## Start Provided records
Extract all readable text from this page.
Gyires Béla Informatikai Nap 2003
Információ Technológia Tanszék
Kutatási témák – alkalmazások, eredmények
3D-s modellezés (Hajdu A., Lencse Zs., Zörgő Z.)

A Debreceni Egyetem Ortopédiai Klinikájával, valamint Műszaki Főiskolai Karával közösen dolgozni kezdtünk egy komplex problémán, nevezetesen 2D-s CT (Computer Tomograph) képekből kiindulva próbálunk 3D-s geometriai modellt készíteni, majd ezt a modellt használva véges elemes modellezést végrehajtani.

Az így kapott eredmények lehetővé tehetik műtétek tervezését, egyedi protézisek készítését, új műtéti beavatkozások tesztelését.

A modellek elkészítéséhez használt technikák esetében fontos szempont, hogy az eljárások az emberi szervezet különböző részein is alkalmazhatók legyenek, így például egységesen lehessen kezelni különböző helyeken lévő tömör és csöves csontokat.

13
## End Provided records
§ What to do: Emit the records above again, exactly, with no line skipped.

§ Expected output:
Extract all readable text from this page.
Gyires Béla Informatikai Nap 2003
Információ Technológia Tanszék
Kutatási témák – alkalmazások, eredmények
3D-s modellezés (Hajdu A., Lencse Zs., Zörgő Z.)

A Debreceni Egyetem Ortopédiai Klinikájával, valamint Műszaki Főiskolai Karával közösen dolgozni kezdtünk egy komplex problémán, nevezetesen 2D-s CT (Computer Tomograph) képekből kiindulva próbálunk 3D-s geometriai modellt készíteni, majd ezt a modellt használva véges elemes modellezést végrehajtani.

Az így kapott eredmények lehetővé tehetik műtétek tervezését, egyedi protézisek készítését, új műtéti beavatkozások tesztelését.

A modellek elkészítéséhez használt technikák esetében fontos szempont, hogy az eljárások az emberi szervezet különböző részein is alkalmazhatók legyenek, így például egységesen lehessen kezelni különböző helyeken lévő tömör és csöves csontokat.

13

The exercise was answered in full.